▶ _TASK TO COMPLETE_
Look through the data below. Pick out the lines holding the string "синдром".
* start *
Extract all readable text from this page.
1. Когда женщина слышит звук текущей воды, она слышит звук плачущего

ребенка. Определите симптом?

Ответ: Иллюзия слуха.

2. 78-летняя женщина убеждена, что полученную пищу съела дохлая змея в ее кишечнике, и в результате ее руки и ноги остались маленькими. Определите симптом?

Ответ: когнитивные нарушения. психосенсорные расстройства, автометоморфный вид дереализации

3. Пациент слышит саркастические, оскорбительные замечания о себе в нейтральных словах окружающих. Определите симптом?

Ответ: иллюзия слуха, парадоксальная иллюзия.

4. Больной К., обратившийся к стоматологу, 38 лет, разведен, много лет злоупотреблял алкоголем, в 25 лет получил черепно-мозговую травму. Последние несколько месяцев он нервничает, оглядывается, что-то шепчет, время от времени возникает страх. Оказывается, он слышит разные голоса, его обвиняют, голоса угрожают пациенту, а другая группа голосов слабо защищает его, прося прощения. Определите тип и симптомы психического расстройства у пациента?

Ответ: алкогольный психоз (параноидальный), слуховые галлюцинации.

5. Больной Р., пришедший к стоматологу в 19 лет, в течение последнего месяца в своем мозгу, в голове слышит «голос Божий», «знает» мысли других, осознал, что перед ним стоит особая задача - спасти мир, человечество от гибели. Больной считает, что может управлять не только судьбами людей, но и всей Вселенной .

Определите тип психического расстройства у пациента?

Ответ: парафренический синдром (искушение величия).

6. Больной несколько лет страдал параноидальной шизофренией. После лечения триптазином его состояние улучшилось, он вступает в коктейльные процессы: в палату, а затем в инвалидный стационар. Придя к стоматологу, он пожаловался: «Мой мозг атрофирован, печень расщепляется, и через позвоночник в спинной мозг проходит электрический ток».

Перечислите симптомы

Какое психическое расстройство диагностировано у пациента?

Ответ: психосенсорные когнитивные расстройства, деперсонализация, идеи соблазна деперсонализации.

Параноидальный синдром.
* end *
▶ _ANSWER TO THE EXERCISE_
Ответ: парафренический синдром (искушение величия).
Параноидальный синдром.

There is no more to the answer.